WHAT IS ASKED — Where does the string "author" appear? Copy every line of the entries below that holds it.

ENTRIES —
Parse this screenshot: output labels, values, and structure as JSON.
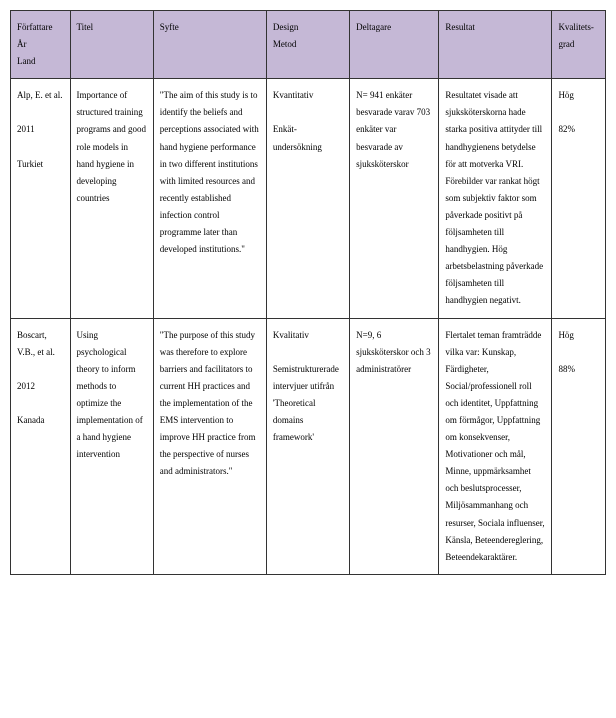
{
  "table": {
    "header_bg": "#c5b8d6",
    "border_color": "#333333",
    "columns": [
      {
        "label": "Författare\nÅr\nLand",
        "width": "10%"
      },
      {
        "label": "Titel",
        "width": "14%"
      },
      {
        "label": "Syfte",
        "width": "19%"
      },
      {
        "label": "Design\nMetod",
        "width": "14%"
      },
      {
        "label": "Deltagare",
        "width": "15%"
      },
      {
        "label": "Resultat",
        "width": "19%"
      },
      {
        "label": "Kvalitets-grad",
        "width": "9%"
      }
    ],
    "rows": [
      {
        "author": "Alp, E. et al.\n\n2011\n\nTurkiet",
        "title": "Importance of structured training programs and good role models in hand hygiene in developing countries",
        "purpose": "\"The aim of this study is to identify the beliefs and perceptions associated with hand hygiene performance in two different institutions with limited resources and recently established infection control programme later than developed institutions.\"",
        "design": "Kvantitativ\n\nEnkät-undersökning",
        "participants": "N= 941 enkäter besvarade varav 703 enkäter var besvarade av sjuksköterskor",
        "result": "Resultatet visade att sjuksköterskorna hade starka positiva attityder till handhygienens betydelse för att motverka VRI. Förebilder var rankat högt som subjektiv faktor som påverkade positivt på följsamheten till handhygien. Hög arbetsbelastning påverkade följsamheten till handhygien negativt.",
        "quality": "Hög\n\n82%"
      },
      {
        "author": "Boscart, V.B., et al.\n\n2012\n\nKanada",
        "title": "Using psychological theory to inform methods to optimize the implementation of a hand hygiene intervention",
        "purpose": "\"The purpose of this study was therefore to explore barriers and facilitators to current HH practices and the implementation of the EMS intervention to improve HH practice from the perspective of nurses and administrators.\"",
        "design": "Kvalitativ\n\nSemistrukturerade intervjuer utifrån 'Theoretical domains framework'",
        "participants": "N=9, 6 sjuksköterskor och 3 administratörer",
        "result": "Flertalet teman framträdde vilka var: Kunskap, Färdigheter, Social/professionell roll och identitet, Uppfattning om förmågor, Uppfattning om konsekvenser, Motivationer och mål, Minne, uppmärksamhet och beslutsprocesser, Miljösammanhang och resurser, Sociala influenser, Känsla, Beteendereglering, Beteendekaraktärer.",
        "quality": "Hög\n\n88%"
      }
    ]
  }
}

SOLUTION BELOW —
        "author": "Alp, E. et al.\n\n2011\n\nTurkiet",
        "author": "Boscart, V.B., et al.\n\n2012\n\nKanada",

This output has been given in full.